> Problem description: Copy each line below exactly and leave the pictures out.
<<<<
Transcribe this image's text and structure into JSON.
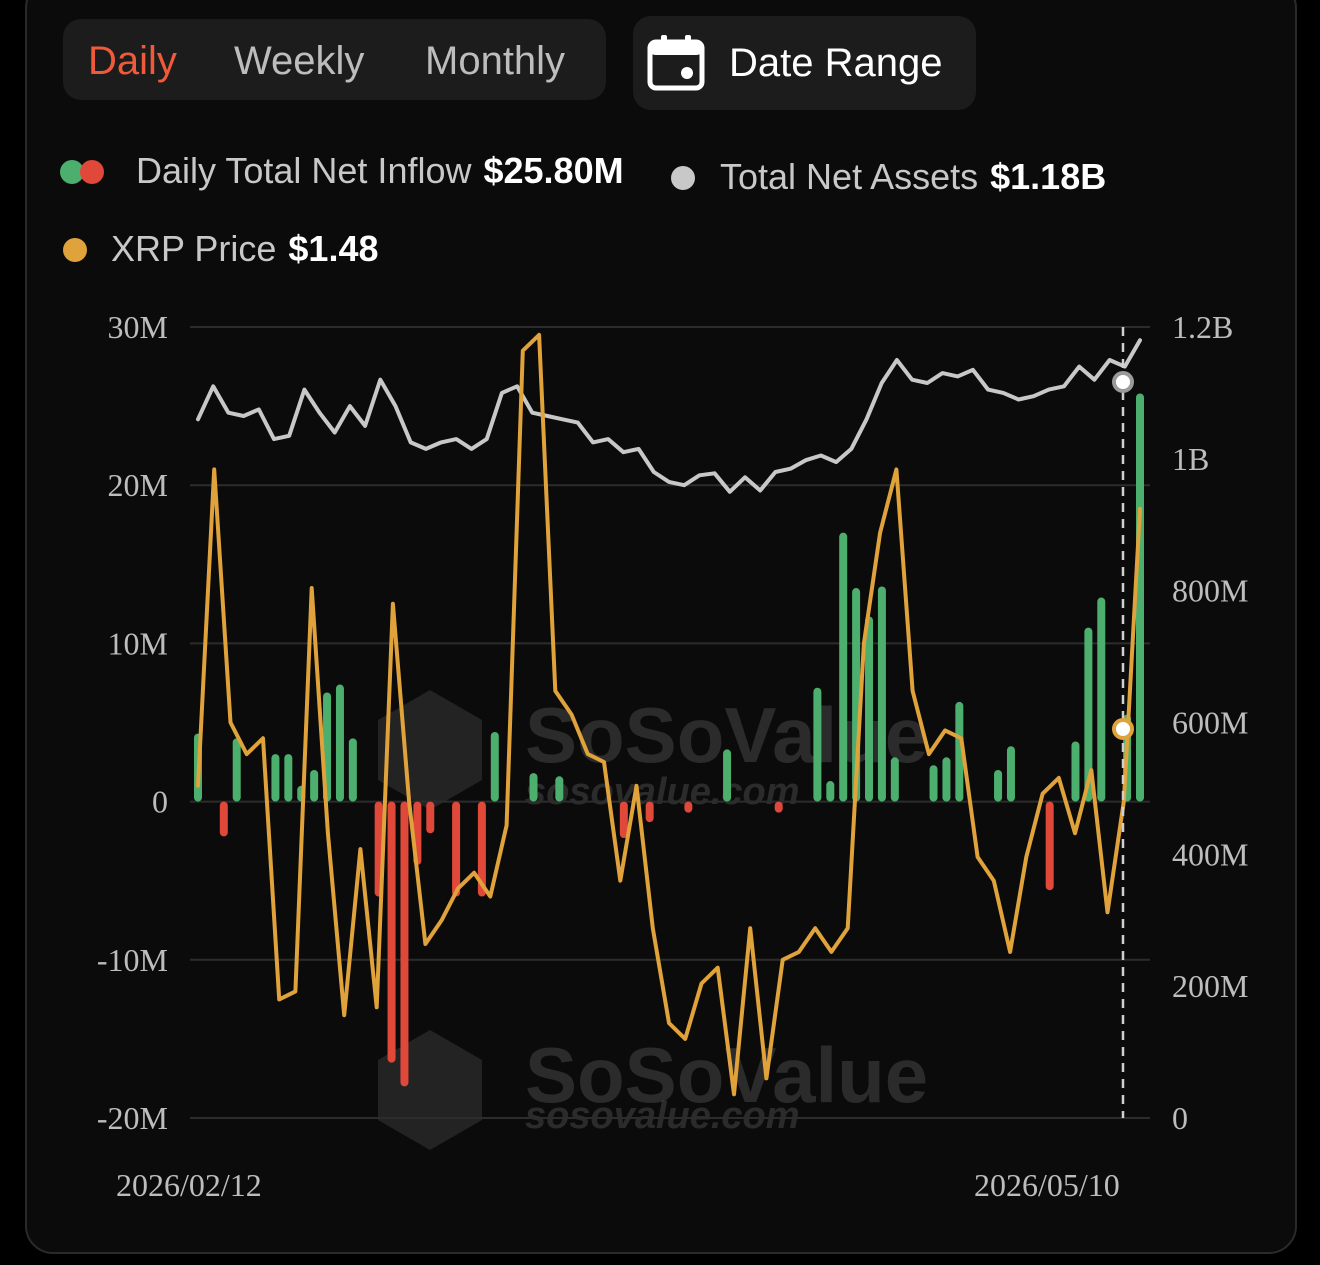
{
  "tabs": [
    {
      "label": "Daily",
      "active": true
    },
    {
      "label": "Weekly",
      "active": false
    },
    {
      "label": "Monthly",
      "active": false
    }
  ],
  "date_range": {
    "label": "Date Range",
    "icon": "calendar-icon"
  },
  "legend": {
    "inflow": {
      "label": "Daily Total Net Inflow",
      "value": "$25.80M"
    },
    "assets": {
      "label": "Total Net Assets",
      "value": "$1.18B"
    },
    "price": {
      "label": "XRP Price",
      "value": "$1.48"
    }
  },
  "colors": {
    "positive": "#4caf6e",
    "negative": "#e0483a",
    "assets": "#c8c8c8",
    "price": "#e0a23a",
    "active_tab": "#ee5a3a"
  },
  "watermark": {
    "brand": "SoSoValue",
    "url": "sosovalue.com"
  },
  "chart_data": {
    "type": "bar",
    "x_start_label": "2026/02/12",
    "x_end_label": "2026/05/10",
    "left_axis": {
      "ticks": [
        "30M",
        "20M",
        "10M",
        "0",
        "-10M",
        "-20M"
      ],
      "min": -20,
      "max": 30,
      "unit": "M"
    },
    "right_axis": {
      "ticks": [
        "1.2B",
        "1B",
        "800M",
        "600M",
        "400M",
        "200M",
        "0"
      ],
      "min": 0,
      "max": 1200,
      "unit": "M"
    },
    "series": [
      {
        "name": "Daily Total Net Inflow",
        "kind": "bar",
        "values": [
          4.3,
          0,
          -2.2,
          4.0,
          0,
          0,
          3.0,
          3.0,
          1.0,
          2.0,
          6.9,
          7.4,
          4.0,
          0,
          -6.0,
          -16.5,
          -18.0,
          -4.0,
          -2.0,
          0,
          -6.0,
          0,
          -6.0,
          4.4,
          0,
          0,
          1.8,
          0,
          1.6,
          0,
          0,
          0,
          0,
          -2.3,
          0,
          -1.3,
          0,
          0,
          -0.7,
          0,
          0,
          3.3,
          0,
          0,
          0,
          -0.7,
          0,
          0,
          7.2,
          1.3,
          17.0,
          13.5,
          11.7,
          13.6,
          2.8,
          0,
          0,
          2.3,
          2.8,
          6.3,
          0,
          0,
          2.0,
          3.5,
          0,
          0,
          -5.6,
          0,
          3.8,
          11.0,
          12.9,
          0,
          5.5,
          25.8
        ],
        "positive_color": "#4caf6e",
        "negative_color": "#e0483a"
      },
      {
        "name": "Total Net Assets",
        "kind": "line",
        "axis": "right",
        "values": [
          1060,
          1110,
          1070,
          1065,
          1075,
          1030,
          1035,
          1105,
          1070,
          1040,
          1080,
          1050,
          1120,
          1080,
          1025,
          1015,
          1025,
          1030,
          1015,
          1030,
          1100,
          1110,
          1070,
          1065,
          1060,
          1055,
          1025,
          1030,
          1010,
          1015,
          980,
          965,
          960,
          975,
          978,
          950,
          972,
          952,
          980,
          985,
          998,
          1005,
          995,
          1015,
          1060,
          1115,
          1150,
          1120,
          1115,
          1130,
          1125,
          1135,
          1105,
          1100,
          1090,
          1095,
          1105,
          1110,
          1140,
          1120,
          1150,
          1140,
          1180
        ],
        "color": "#c8c8c8"
      },
      {
        "name": "XRP Price",
        "kind": "line",
        "values": [
          0.42,
          0.82,
          0.5,
          0.46,
          0.48,
          0.15,
          0.16,
          0.67,
          0.36,
          0.13,
          0.34,
          0.14,
          0.65,
          0.4,
          0.22,
          0.25,
          0.29,
          0.31,
          0.28,
          0.37,
          0.97,
          0.99,
          0.54,
          0.51,
          0.46,
          0.45,
          0.3,
          0.42,
          0.24,
          0.12,
          0.1,
          0.17,
          0.19,
          0.03,
          0.24,
          0.05,
          0.2,
          0.21,
          0.24,
          0.21,
          0.24,
          0.6,
          0.74,
          0.82,
          0.54,
          0.46,
          0.49,
          0.48,
          0.33,
          0.3,
          0.21,
          0.33,
          0.41,
          0.43,
          0.36,
          0.44,
          0.26,
          0.4,
          0.77
        ],
        "color": "#e0a23a"
      }
    ],
    "marker_index": 73,
    "grid": true
  }
}
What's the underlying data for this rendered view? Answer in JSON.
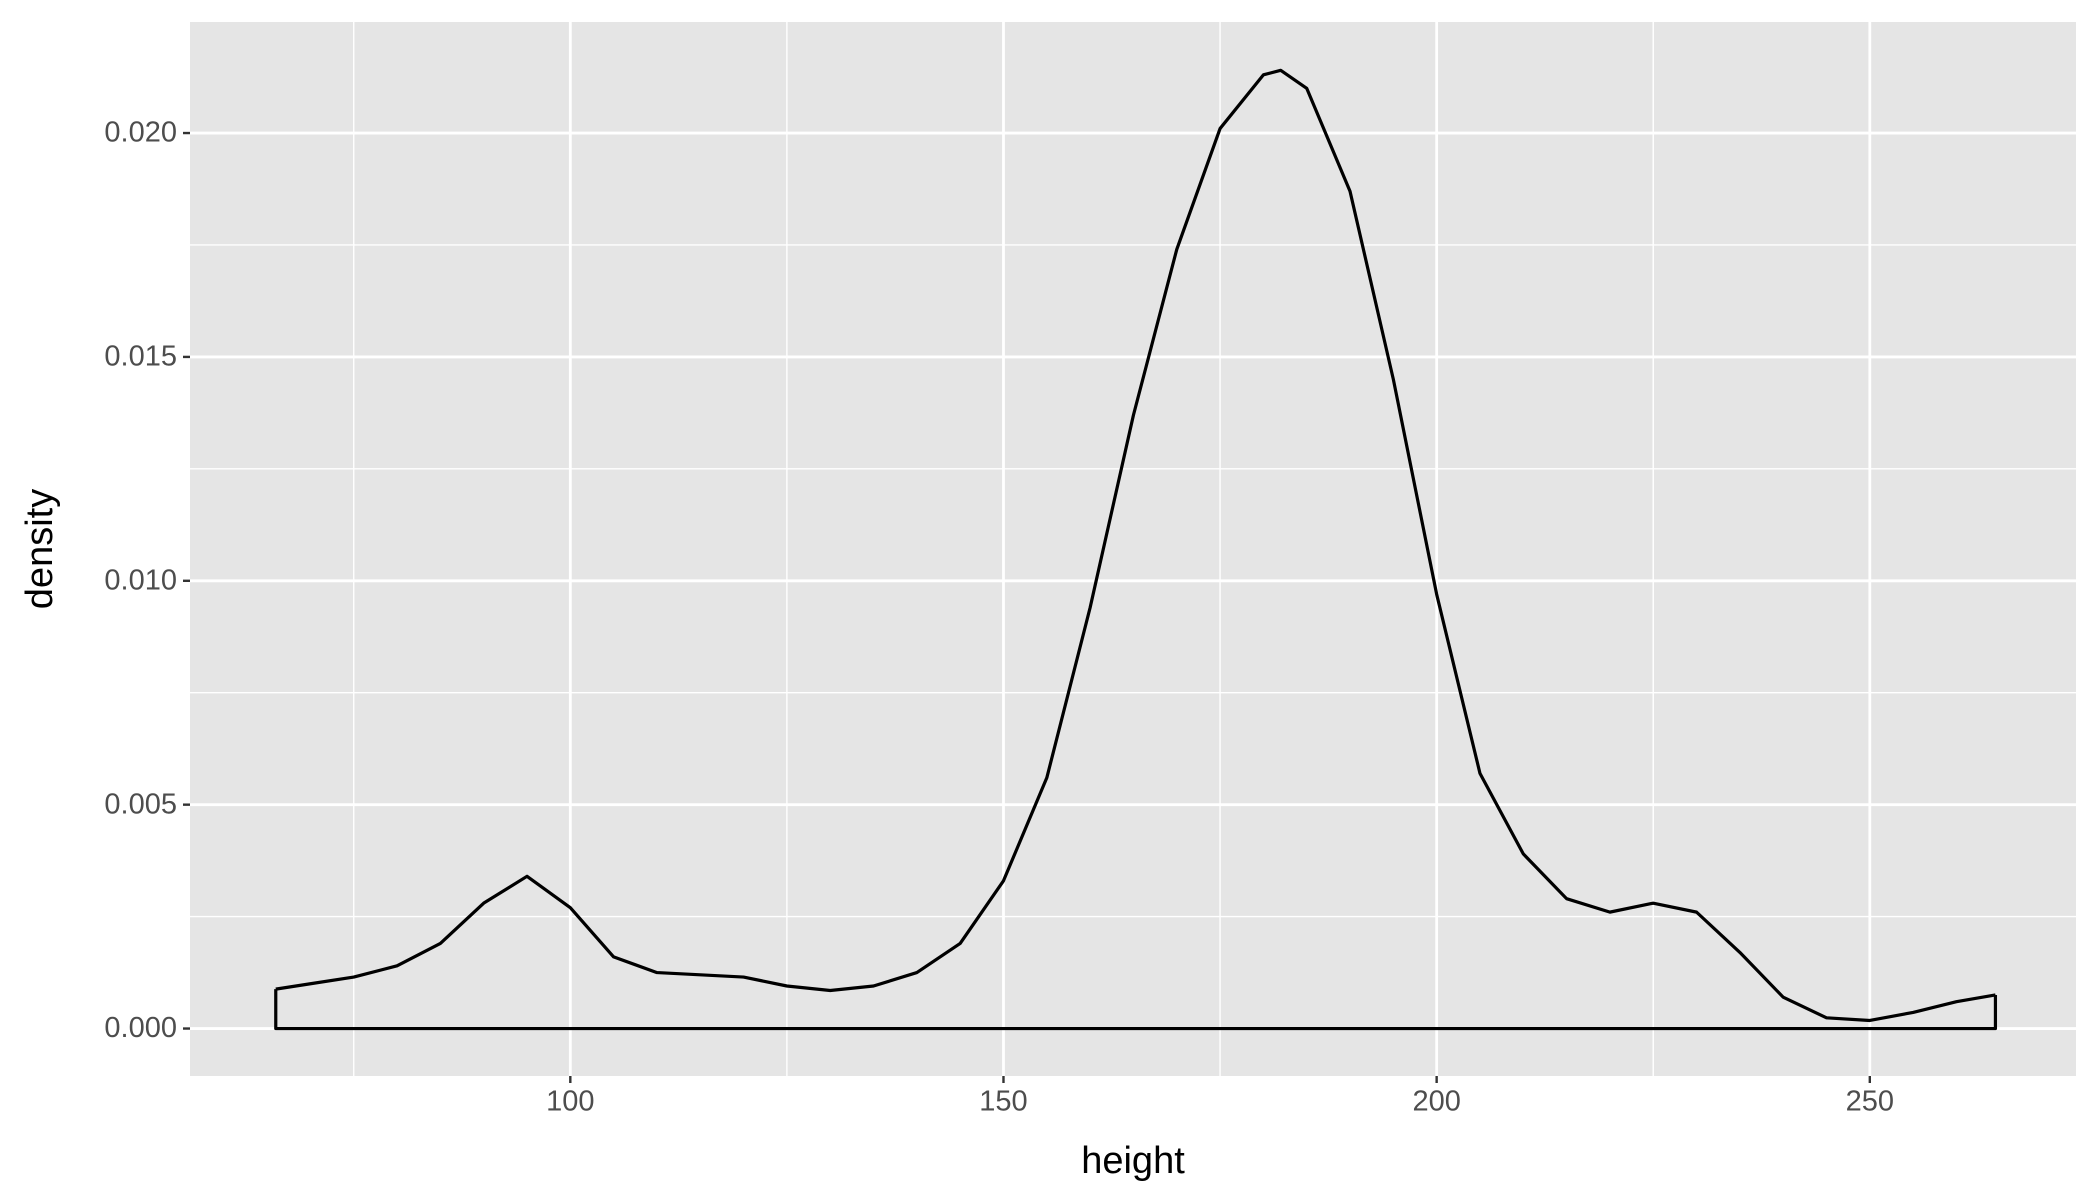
{
  "chart_data": {
    "type": "density",
    "x_label": "height",
    "y_label": "density",
    "series": [
      {
        "color": "#000000",
        "x": [
          66,
          70,
          75,
          80,
          85,
          90,
          95,
          100,
          105,
          110,
          115,
          120,
          125,
          130,
          135,
          140,
          145,
          150,
          155,
          160,
          165,
          170,
          175,
          180,
          182,
          185,
          190,
          195,
          200,
          205,
          210,
          215,
          220,
          225,
          230,
          235,
          240,
          245,
          250,
          255,
          260,
          264.5
        ],
        "values": [
          0.00088,
          0.001,
          0.00115,
          0.0014,
          0.0019,
          0.0028,
          0.0034,
          0.0027,
          0.0016,
          0.00125,
          0.0012,
          0.00115,
          0.00095,
          0.00085,
          0.00095,
          0.00125,
          0.0019,
          0.0033,
          0.0056,
          0.0094,
          0.0137,
          0.0174,
          0.0201,
          0.0213,
          0.0214,
          0.021,
          0.0187,
          0.0145,
          0.0097,
          0.0057,
          0.0039,
          0.0029,
          0.0026,
          0.0028,
          0.0026,
          0.0017,
          0.0007,
          0.00024,
          0.00018,
          0.00036,
          0.0006,
          0.00075
        ]
      }
    ],
    "xlim": [
      56.1,
      273.8
    ],
    "ylim": [
      -0.00106,
      0.02248
    ],
    "xticks": [
      100,
      150,
      200,
      250
    ],
    "x_minor_ticks": [
      75,
      125,
      175,
      225
    ],
    "yticks": [
      {
        "value": 0,
        "label": "0.000"
      },
      {
        "value": 0.005,
        "label": "0.005"
      },
      {
        "value": 0.01,
        "label": "0.010"
      },
      {
        "value": 0.015,
        "label": "0.015"
      },
      {
        "value": 0.02,
        "label": "0.020"
      }
    ],
    "y_minor_ticks": [
      0.0025,
      0.0075,
      0.0125,
      0.0175
    ],
    "grid": true,
    "panel_color": "#e5e5e5",
    "grid_color": "#ffffff"
  }
}
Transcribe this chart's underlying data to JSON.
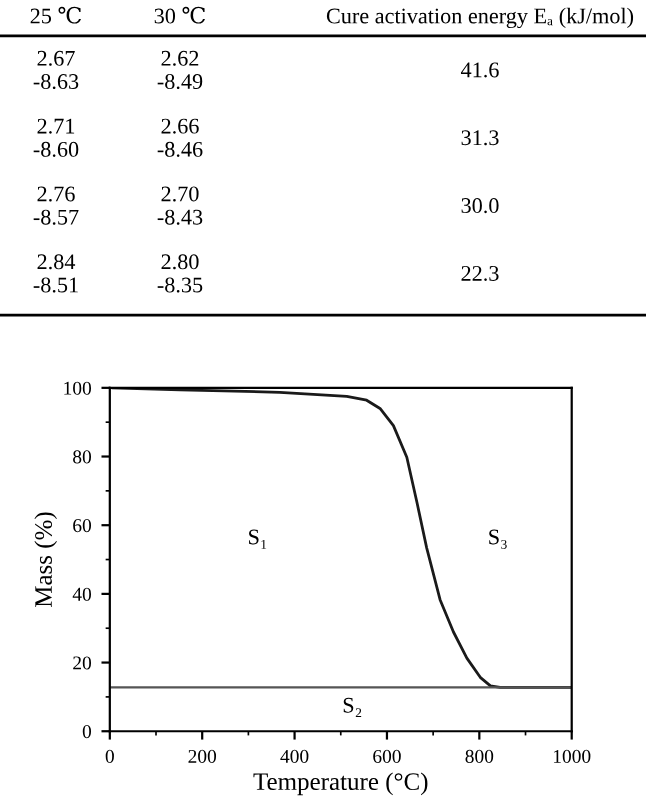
>>>>
> Final result:
Transcribe this image's text and structure into JSON.
{
  "tabs": [
    {
      "label": "Daily",
      "active": true
    },
    {
      "label": "Weekly",
      "active": false
    },
    {
      "label": "Monthly",
      "active": false
    }
  ],
  "date_range": {
    "label": "Date Range",
    "icon": "calendar-icon"
  },
  "legend": {
    "inflow": {
      "label": "Daily Total Net Inflow",
      "value": "$25.80M"
    },
    "assets": {
      "label": "Total Net Assets",
      "value": "$1.18B"
    },
    "price": {
      "label": "XRP Price",
      "value": "$1.48"
    }
  },
  "colors": {
    "positive": "#4caf6e",
    "negative": "#e0483a",
    "assets": "#c8c8c8",
    "price": "#e0a23a",
    "active_tab": "#ee5a3a"
  },
  "watermark": {
    "brand": "SoSoValue",
    "url": "sosovalue.com"
  },
  "chart_data": {
    "type": "bar",
    "x_start_label": "2026/02/12",
    "x_end_label": "2026/05/10",
    "left_axis": {
      "ticks": [
        "30M",
        "20M",
        "10M",
        "0",
        "-10M",
        "-20M"
      ],
      "min": -20,
      "max": 30,
      "unit": "M"
    },
    "right_axis": {
      "ticks": [
        "1.2B",
        "1B",
        "800M",
        "600M",
        "400M",
        "200M",
        "0"
      ],
      "min": 0,
      "max": 1200,
      "unit": "M"
    },
    "series": [
      {
        "name": "Daily Total Net Inflow",
        "kind": "bar",
        "values": [
          4.3,
          0,
          -2.2,
          4.0,
          0,
          0,
          3.0,
          3.0,
          1.0,
          2.0,
          6.9,
          7.4,
          4.0,
          0,
          -6.0,
          -16.5,
          -18.0,
          -4.0,
          -2.0,
          0,
          -6.0,
          0,
          -6.0,
          4.4,
          0,
          0,
          1.8,
          0,
          1.6,
          0,
          0,
          0,
          0,
          -2.3,
          0,
          -1.3,
          0,
          0,
          -0.7,
          0,
          0,
          3.3,
          0,
          0,
          0,
          -0.7,
          0,
          0,
          7.2,
          1.3,
          17.0,
          13.5,
          11.7,
          13.6,
          2.8,
          0,
          0,
          2.3,
          2.8,
          6.3,
          0,
          0,
          2.0,
          3.5,
          0,
          0,
          -5.6,
          0,
          3.8,
          11.0,
          12.9,
          0,
          5.5,
          25.8
        ],
        "positive_color": "#4caf6e",
        "negative_color": "#e0483a"
      },
      {
        "name": "Total Net Assets",
        "kind": "line",
        "axis": "right",
        "values": [
          1060,
          1110,
          1070,
          1065,
          1075,
          1030,
          1035,
          1105,
          1070,
          1040,
          1080,
          1050,
          1120,
          1080,
          1025,
          1015,
          1025,
          1030,
          1015,
          1030,
          1100,
          1110,
          1070,
          1065,
          1060,
          1055,
          1025,
          1030,
          1010,
          1015,
          980,
          965,
          960,
          975,
          978,
          950,
          972,
          952,
          980,
          985,
          998,
          1005,
          995,
          1015,
          1060,
          1115,
          1150,
          1120,
          1115,
          1130,
          1125,
          1135,
          1105,
          1100,
          1090,
          1095,
          1105,
          1110,
          1140,
          1120,
          1150,
          1140,
          1180
        ],
        "color": "#c8c8c8"
      },
      {
        "name": "XRP Price",
        "kind": "line",
        "values": [
          0.42,
          0.82,
          0.5,
          0.46,
          0.48,
          0.15,
          0.16,
          0.67,
          0.36,
          0.13,
          0.34,
          0.14,
          0.65,
          0.4,
          0.22,
          0.25,
          0.29,
          0.31,
          0.28,
          0.37,
          0.97,
          0.99,
          0.54,
          0.51,
          0.46,
          0.45,
          0.3,
          0.42,
          0.24,
          0.12,
          0.1,
          0.17,
          0.19,
          0.03,
          0.24,
          0.05,
          0.2,
          0.21,
          0.24,
          0.21,
          0.24,
          0.6,
          0.74,
          0.82,
          0.54,
          0.46,
          0.49,
          0.48,
          0.33,
          0.3,
          0.21,
          0.33,
          0.41,
          0.43,
          0.36,
          0.44,
          0.26,
          0.4,
          0.77
        ],
        "color": "#e0a23a"
      }
    ],
    "marker_index": 73,
    "grid": true
  }
}
What's the underlying data for this rendered view? Answer in JSON.
{
  "chart_data": {
    "type": "density",
    "x_label": "height",
    "y_label": "density",
    "series": [
      {
        "color": "#000000",
        "x": [
          66,
          70,
          75,
          80,
          85,
          90,
          95,
          100,
          105,
          110,
          115,
          120,
          125,
          130,
          135,
          140,
          145,
          150,
          155,
          160,
          165,
          170,
          175,
          180,
          182,
          185,
          190,
          195,
          200,
          205,
          210,
          215,
          220,
          225,
          230,
          235,
          240,
          245,
          250,
          255,
          260,
          264.5
        ],
        "values": [
          0.00088,
          0.001,
          0.00115,
          0.0014,
          0.0019,
          0.0028,
          0.0034,
          0.0027,
          0.0016,
          0.00125,
          0.0012,
          0.00115,
          0.00095,
          0.00085,
          0.00095,
          0.00125,
          0.0019,
          0.0033,
          0.0056,
          0.0094,
          0.0137,
          0.0174,
          0.0201,
          0.0213,
          0.0214,
          0.021,
          0.0187,
          0.0145,
          0.0097,
          0.0057,
          0.0039,
          0.0029,
          0.0026,
          0.0028,
          0.0026,
          0.0017,
          0.0007,
          0.00024,
          0.00018,
          0.00036,
          0.0006,
          0.00075
        ]
      }
    ],
    "xlim": [
      56.1,
      273.8
    ],
    "ylim": [
      -0.00106,
      0.02248
    ],
    "xticks": [
      100,
      150,
      200,
      250
    ],
    "x_minor_ticks": [
      75,
      125,
      175,
      225
    ],
    "yticks": [
      {
        "value": 0,
        "label": "0.000"
      },
      {
        "value": 0.005,
        "label": "0.005"
      },
      {
        "value": 0.01,
        "label": "0.010"
      },
      {
        "value": 0.015,
        "label": "0.015"
      },
      {
        "value": 0.02,
        "label": "0.020"
      }
    ],
    "y_minor_ticks": [
      0.0025,
      0.0075,
      0.0125,
      0.0175
    ],
    "grid": true,
    "panel_color": "#e5e5e5",
    "grid_color": "#ffffff"
  }
}
Transcribe this chart's underlying data to JSON.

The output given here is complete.